Reproduce the records word for word, from their first line through the line that contains "webinar-title-line1: The ERN-RND", with both of those lines included.

## Records shown
-*-
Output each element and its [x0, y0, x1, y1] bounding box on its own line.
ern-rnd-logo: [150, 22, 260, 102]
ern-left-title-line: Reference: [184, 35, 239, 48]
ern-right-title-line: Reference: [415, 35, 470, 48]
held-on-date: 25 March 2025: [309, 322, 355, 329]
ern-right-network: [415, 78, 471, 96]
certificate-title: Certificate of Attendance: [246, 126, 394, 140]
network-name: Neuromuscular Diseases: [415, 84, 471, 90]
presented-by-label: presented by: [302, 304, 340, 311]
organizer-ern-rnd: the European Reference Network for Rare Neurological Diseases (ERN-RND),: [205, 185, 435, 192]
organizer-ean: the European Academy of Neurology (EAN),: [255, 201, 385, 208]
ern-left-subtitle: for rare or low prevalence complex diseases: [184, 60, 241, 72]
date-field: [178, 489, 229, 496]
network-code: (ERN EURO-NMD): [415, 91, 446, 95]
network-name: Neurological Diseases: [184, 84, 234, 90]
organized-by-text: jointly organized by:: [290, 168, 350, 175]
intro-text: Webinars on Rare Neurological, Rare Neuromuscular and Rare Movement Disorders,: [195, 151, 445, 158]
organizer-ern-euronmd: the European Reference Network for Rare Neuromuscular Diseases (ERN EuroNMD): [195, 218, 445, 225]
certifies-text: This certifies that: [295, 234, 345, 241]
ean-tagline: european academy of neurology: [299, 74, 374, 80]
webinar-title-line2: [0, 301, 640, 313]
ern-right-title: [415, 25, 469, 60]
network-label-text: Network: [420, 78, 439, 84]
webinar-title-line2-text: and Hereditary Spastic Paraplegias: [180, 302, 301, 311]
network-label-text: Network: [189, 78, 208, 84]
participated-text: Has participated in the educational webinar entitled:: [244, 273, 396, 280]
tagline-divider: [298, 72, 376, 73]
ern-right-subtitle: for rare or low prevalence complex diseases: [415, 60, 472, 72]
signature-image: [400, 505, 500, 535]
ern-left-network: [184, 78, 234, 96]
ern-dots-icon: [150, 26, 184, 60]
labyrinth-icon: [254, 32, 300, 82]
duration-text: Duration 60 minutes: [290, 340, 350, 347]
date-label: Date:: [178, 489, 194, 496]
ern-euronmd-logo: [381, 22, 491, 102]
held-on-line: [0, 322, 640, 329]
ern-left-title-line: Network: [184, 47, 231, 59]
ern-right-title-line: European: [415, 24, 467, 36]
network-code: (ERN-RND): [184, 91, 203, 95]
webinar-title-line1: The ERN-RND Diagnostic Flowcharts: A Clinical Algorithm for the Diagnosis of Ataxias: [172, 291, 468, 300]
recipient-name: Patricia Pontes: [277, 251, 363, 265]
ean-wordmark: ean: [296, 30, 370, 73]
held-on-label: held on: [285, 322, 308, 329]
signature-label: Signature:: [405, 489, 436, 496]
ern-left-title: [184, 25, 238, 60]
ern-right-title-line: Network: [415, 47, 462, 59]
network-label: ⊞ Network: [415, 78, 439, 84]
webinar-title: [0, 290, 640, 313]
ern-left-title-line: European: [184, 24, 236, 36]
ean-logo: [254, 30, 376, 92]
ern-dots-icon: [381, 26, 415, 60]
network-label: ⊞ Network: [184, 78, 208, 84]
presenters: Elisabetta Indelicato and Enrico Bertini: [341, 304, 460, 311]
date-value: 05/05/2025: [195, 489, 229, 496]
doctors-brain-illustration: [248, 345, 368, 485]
-*-
## Solved problem
Output each element and its [x0, y0, x1, y1] bounding box on its own line.
ern-rnd-logo: [150, 22, 260, 102]
ern-left-title-line: Reference: [184, 35, 239, 48]
ern-right-title-line: Reference: [415, 35, 470, 48]
held-on-date: 25 March 2025: [309, 322, 355, 329]
ern-right-network: [415, 78, 471, 96]
certificate-title: Certificate of Attendance: [246, 126, 394, 140]
network-name: Neuromuscular Diseases: [415, 84, 471, 90]
presented-by-label: presented by: [302, 304, 340, 311]
organizer-ern-rnd: the European Reference Network for Rare Neurological Diseases (ERN-RND),: [205, 185, 435, 192]
organizer-ean: the European Academy of Neurology (EAN),: [255, 201, 385, 208]
ern-left-subtitle: for rare or low prevalence complex diseases: [184, 60, 241, 72]
date-field: [178, 489, 229, 496]
network-code: (ERN EURO-NMD): [415, 91, 446, 95]
network-name: Neurological Diseases: [184, 84, 234, 90]
organized-by-text: jointly organized by:: [290, 168, 350, 175]
intro-text: Webinars on Rare Neurological, Rare Neuromuscular and Rare Movement Disorders,: [195, 151, 445, 158]
organizer-ern-euronmd: the European Reference Network for Rare Neuromuscular Diseases (ERN EuroNMD): [195, 218, 445, 225]
certifies-text: This certifies that: [295, 234, 345, 241]
ean-tagline: european academy of neurology: [299, 74, 374, 80]
webinar-title-line2: [0, 301, 640, 313]
ern-right-title: [415, 25, 469, 60]
network-label-text: Network: [420, 78, 439, 84]
webinar-title-line2-text: and Hereditary Spastic Paraplegias: [180, 302, 301, 311]
network-label-text: Network: [189, 78, 208, 84]
participated-text: Has participated in the educational webinar entitled:: [244, 273, 396, 280]
tagline-divider: [298, 72, 376, 73]
ern-right-subtitle: for rare or low prevalence complex diseases: [415, 60, 472, 72]
signature-image: [400, 505, 500, 535]
ern-left-network: [184, 78, 234, 96]
ern-dots-icon: [150, 26, 184, 60]
labyrinth-icon: [254, 32, 300, 82]
duration-text: Duration 60 minutes: [290, 340, 350, 347]
date-label: Date:: [178, 489, 194, 496]
ern-euronmd-logo: [381, 22, 491, 102]
held-on-line: [0, 322, 640, 329]
ern-left-title-line: Network: [184, 47, 231, 59]
ern-right-title-line: European: [415, 24, 467, 36]
network-code: (ERN-RND): [184, 91, 203, 95]
webinar-title-line1: The ERN-RND Diagnostic Flowcharts: A Clinical Algorithm for the Diagnosis of Ataxias: [172, 291, 468, 300]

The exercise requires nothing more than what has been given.